## Aim of the exercise
Looking at the listing, state how many of its lines contain the string "this". Write only the number.

[START OF Supplied information]

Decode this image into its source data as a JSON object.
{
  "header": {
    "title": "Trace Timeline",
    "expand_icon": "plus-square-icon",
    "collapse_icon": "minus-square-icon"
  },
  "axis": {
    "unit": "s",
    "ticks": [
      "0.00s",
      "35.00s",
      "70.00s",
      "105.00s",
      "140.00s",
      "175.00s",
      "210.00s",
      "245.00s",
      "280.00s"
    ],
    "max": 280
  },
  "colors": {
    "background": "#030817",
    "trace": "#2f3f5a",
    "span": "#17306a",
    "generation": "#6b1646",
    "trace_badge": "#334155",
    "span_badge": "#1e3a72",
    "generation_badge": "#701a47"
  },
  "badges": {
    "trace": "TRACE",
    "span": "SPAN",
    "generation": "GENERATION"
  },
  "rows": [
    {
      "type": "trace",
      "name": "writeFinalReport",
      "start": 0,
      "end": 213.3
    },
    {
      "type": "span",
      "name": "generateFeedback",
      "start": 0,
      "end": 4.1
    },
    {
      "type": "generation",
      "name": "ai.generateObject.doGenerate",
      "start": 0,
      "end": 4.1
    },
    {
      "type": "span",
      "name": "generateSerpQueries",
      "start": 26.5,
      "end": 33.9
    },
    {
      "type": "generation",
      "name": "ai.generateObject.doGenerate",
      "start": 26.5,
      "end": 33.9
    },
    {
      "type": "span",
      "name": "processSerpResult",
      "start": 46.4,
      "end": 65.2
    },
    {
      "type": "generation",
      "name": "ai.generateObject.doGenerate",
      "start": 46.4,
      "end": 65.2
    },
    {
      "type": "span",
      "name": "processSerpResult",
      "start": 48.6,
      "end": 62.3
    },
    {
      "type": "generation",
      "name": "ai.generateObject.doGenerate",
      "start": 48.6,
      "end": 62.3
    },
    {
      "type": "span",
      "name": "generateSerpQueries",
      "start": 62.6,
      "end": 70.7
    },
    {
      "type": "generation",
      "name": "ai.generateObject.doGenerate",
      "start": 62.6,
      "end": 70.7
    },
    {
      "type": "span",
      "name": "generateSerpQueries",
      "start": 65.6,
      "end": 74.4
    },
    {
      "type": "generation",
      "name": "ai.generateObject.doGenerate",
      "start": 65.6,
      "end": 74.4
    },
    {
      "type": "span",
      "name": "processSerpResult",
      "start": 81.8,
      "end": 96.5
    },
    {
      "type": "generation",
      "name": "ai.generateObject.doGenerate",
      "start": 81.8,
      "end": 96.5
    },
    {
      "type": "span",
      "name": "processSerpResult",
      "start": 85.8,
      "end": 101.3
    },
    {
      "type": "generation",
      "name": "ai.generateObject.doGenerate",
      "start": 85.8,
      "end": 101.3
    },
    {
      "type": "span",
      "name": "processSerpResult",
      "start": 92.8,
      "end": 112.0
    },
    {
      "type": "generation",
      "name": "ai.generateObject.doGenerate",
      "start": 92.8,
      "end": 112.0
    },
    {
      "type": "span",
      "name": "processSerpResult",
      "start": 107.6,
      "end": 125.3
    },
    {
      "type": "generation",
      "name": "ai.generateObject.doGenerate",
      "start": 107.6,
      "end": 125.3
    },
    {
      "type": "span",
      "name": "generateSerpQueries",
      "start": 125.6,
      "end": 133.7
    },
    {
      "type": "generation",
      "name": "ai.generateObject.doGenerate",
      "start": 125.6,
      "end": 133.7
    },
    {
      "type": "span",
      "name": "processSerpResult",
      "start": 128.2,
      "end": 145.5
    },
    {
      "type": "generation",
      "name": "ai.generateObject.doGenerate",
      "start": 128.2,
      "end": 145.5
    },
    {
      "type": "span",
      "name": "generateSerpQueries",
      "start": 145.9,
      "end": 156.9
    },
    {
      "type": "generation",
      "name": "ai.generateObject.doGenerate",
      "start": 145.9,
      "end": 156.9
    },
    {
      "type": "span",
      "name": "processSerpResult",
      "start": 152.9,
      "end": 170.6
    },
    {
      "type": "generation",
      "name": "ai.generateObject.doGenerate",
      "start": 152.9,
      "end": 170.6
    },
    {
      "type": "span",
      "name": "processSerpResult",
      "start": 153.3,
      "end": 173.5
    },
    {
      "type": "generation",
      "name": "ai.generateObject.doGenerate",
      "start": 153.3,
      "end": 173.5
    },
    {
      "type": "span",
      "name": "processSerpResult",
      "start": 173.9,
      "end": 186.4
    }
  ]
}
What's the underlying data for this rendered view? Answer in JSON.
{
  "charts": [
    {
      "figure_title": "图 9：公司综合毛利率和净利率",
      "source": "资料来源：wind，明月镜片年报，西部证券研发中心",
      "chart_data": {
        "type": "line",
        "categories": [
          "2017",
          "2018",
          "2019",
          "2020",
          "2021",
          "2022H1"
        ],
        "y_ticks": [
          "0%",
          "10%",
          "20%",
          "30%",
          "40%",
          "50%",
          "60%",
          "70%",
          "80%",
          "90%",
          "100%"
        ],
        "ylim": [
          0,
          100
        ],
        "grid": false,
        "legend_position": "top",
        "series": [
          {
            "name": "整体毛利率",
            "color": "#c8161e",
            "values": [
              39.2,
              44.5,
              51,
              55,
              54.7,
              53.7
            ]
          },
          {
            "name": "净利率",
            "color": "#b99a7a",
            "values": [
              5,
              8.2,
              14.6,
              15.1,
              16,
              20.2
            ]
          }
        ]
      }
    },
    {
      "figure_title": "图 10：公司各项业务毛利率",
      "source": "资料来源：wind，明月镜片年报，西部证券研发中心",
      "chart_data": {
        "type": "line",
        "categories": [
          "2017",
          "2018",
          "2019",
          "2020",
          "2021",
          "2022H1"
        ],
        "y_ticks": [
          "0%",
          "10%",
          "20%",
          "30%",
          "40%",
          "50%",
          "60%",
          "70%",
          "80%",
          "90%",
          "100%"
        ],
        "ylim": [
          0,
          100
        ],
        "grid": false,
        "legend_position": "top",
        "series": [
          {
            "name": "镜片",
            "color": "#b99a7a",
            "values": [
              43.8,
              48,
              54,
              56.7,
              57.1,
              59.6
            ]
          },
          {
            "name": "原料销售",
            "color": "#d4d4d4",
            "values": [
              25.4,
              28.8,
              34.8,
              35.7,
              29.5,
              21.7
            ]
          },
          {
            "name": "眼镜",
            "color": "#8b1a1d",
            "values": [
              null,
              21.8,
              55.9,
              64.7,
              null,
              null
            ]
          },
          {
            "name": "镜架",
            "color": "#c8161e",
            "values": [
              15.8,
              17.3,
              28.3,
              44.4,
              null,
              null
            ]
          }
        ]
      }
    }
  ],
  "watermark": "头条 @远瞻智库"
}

[END OF Supplied information]

## Exercise result
2